[Task to carry out]
The data below needs to be returned exactly, line for line.

───

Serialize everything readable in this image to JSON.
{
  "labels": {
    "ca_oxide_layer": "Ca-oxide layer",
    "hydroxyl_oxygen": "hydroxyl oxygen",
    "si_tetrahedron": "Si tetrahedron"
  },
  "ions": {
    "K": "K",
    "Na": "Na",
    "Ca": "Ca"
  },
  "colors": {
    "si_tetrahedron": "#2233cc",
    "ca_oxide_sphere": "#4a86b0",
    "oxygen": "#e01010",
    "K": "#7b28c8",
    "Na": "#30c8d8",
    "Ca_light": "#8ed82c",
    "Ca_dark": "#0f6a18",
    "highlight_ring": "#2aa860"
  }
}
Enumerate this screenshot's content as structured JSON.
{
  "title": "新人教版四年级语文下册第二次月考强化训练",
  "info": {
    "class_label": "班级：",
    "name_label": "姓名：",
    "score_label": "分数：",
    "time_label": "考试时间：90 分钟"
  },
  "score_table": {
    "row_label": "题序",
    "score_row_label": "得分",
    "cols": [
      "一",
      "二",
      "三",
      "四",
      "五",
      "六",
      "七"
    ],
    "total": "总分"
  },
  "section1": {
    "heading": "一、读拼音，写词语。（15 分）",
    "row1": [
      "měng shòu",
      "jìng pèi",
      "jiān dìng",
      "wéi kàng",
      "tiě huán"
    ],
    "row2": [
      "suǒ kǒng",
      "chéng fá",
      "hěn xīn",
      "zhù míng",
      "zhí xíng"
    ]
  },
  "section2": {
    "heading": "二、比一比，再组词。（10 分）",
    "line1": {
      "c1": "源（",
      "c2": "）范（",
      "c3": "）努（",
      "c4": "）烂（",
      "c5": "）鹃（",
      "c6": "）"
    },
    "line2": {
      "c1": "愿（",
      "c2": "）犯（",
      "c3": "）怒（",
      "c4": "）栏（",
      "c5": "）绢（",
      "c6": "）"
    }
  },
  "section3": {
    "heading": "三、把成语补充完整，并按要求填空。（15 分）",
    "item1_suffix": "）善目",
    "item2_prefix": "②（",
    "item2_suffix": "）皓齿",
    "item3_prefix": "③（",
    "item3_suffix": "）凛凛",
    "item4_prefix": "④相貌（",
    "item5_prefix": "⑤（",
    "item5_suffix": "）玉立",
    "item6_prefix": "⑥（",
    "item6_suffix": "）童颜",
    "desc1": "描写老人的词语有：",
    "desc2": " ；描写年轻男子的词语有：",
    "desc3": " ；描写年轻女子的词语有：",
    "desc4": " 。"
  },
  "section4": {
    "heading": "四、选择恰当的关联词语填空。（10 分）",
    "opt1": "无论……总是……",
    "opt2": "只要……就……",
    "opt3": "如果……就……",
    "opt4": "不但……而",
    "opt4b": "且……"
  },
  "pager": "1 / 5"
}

───

[Task result]
Serialize everything readable in this image to JSON.
{
  "labels": {
    "ca_oxide_layer": "Ca-oxide layer",
    "hydroxyl_oxygen": "hydroxyl oxygen",
    "si_tetrahedron": "Si tetrahedron"
  },
  "ions": {
    "K": "K",
    "Na": "Na",
    "Ca": "Ca"
  },
  "colors": {
    "si_tetrahedron": "#2233cc",
    "ca_oxide_sphere": "#4a86b0",
    "oxygen": "#e01010",
    "K": "#7b28c8",
    "Na": "#30c8d8",
    "Ca_light": "#8ed82c",
    "Ca_dark": "#0f6a18",
    "highlight_ring": "#2aa860"
  }
}
Enumerate this screenshot's content as structured JSON.
{
  "title": "新人教版四年级语文下册第二次月考强化训练",
  "info": {
    "class_label": "班级：",
    "name_label": "姓名：",
    "score_label": "分数：",
    "time_label": "考试时间：90 分钟"
  },
  "score_table": {
    "row_label": "题序",
    "score_row_label": "得分",
    "cols": [
      "一",
      "二",
      "三",
      "四",
      "五",
      "六",
      "七"
    ],
    "total": "总分"
  },
  "section1": {
    "heading": "一、读拼音，写词语。（15 分）",
    "row1": [
      "měng shòu",
      "jìng pèi",
      "jiān dìng",
      "wéi kàng",
      "tiě huán"
    ],
    "row2": [
      "suǒ kǒng",
      "chéng fá",
      "hěn xīn",
      "zhù míng",
      "zhí xíng"
    ]
  },
  "section2": {
    "heading": "二、比一比，再组词。（10 分）",
    "line1": {
      "c1": "源（",
      "c2": "）范（",
      "c3": "）努（",
      "c4": "）烂（",
      "c5": "）鹃（",
      "c6": "）"
    },
    "line2": {
      "c1": "愿（",
      "c2": "）犯（",
      "c3": "）怒（",
      "c4": "）栏（",
      "c5": "）绢（",
      "c6": "）"
    }
  },
  "section3": {
    "heading": "三、把成语补充完整，并按要求填空。（15 分）",
    "item1_suffix": "）善目",
    "item2_prefix": "②（",
    "item2_suffix": "）皓齿",
    "item3_prefix": "③（",
    "item3_suffix": "）凛凛",
    "item4_prefix": "④相貌（",
    "item5_prefix": "⑤（",
    "item5_suffix": "）玉立",
    "item6_prefix": "⑥（",
    "item6_suffix": "）童颜",
    "desc1": "描写老人的词语有：",
    "desc2": " ；描写年轻男子的词语有：",
    "desc3": " ；描写年轻女子的词语有：",
    "desc4": " 。"
  },
  "section4": {
    "heading": "四、选择恰当的关联词语填空。（10 分）",
    "opt1": "无论……总是……",
    "opt2": "只要……就……",
    "opt3": "如果……就……",
    "opt4": "不但……而",
    "opt4b": "且……"
  },
  "pager": "1 / 5"
}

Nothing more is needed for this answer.